The problem:
Omit all pictures and give the records below again exactly as written.

Data for processing:
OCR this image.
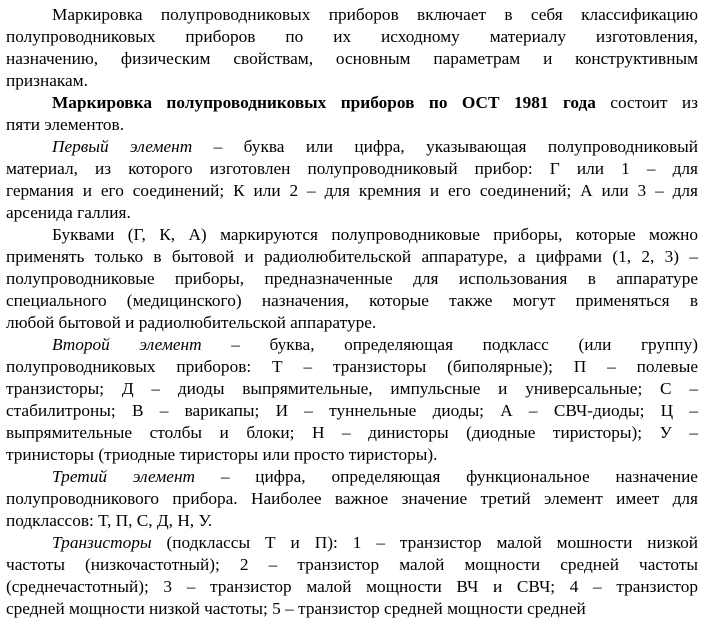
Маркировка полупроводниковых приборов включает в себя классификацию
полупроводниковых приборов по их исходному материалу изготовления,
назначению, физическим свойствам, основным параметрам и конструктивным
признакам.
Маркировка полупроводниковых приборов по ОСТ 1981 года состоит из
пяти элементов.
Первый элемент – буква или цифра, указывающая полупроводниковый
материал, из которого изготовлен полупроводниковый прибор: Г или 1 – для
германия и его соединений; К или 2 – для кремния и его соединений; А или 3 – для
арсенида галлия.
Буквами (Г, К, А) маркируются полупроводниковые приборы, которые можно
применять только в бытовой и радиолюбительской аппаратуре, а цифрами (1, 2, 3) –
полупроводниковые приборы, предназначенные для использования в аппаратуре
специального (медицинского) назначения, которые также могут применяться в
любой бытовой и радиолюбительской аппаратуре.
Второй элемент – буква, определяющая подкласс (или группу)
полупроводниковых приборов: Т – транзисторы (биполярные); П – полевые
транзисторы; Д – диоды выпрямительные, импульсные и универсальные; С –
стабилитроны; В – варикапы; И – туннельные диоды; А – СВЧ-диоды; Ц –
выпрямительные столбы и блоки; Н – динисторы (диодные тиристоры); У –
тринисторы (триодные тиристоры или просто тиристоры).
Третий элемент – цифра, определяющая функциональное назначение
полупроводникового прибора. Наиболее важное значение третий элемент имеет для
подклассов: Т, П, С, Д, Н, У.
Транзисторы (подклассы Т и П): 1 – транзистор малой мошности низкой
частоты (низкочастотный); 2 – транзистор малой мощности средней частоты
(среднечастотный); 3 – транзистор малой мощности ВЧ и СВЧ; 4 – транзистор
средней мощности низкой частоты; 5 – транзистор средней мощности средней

Exercise response:
OCR this image.
Маркировка полупроводниковых приборов включает в себя классификацию
полупроводниковых приборов по их исходному материалу изготовления,
назначению, физическим свойствам, основным параметрам и конструктивным
признакам.
Маркировка полупроводниковых приборов по ОСТ 1981 года состоит из
пяти элементов.
Первый элемент – буква или цифра, указывающая полупроводниковый
материал, из которого изготовлен полупроводниковый прибор: Г или 1 – для
германия и его соединений; К или 2 – для кремния и его соединений; А или 3 – для
арсенида галлия.
Буквами (Г, К, А) маркируются полупроводниковые приборы, которые можно
применять только в бытовой и радиолюбительской аппаратуре, а цифрами (1, 2, 3) –
полупроводниковые приборы, предназначенные для использования в аппаратуре
специального (медицинского) назначения, которые также могут применяться в
любой бытовой и радиолюбительской аппаратуре.
Второй элемент – буква, определяющая подкласс (или группу)
полупроводниковых приборов: Т – транзисторы (биполярные); П – полевые
транзисторы; Д – диоды выпрямительные, импульсные и универсальные; С –
стабилитроны; В – варикапы; И – туннельные диоды; А – СВЧ-диоды; Ц –
выпрямительные столбы и блоки; Н – динисторы (диодные тиристоры); У –
тринисторы (триодные тиристоры или просто тиристоры).
Третий элемент – цифра, определяющая функциональное назначение
полупроводникового прибора. Наиболее важное значение третий элемент имеет для
подклассов: Т, П, С, Д, Н, У.
Транзисторы (подклассы Т и П): 1 – транзистор малой мошности низкой
частоты (низкочастотный); 2 – транзистор малой мощности средней частоты
(среднечастотный); 3 – транзистор малой мощности ВЧ и СВЧ; 4 – транзистор
средней мощности низкой частоты; 5 – транзистор средней мощности средней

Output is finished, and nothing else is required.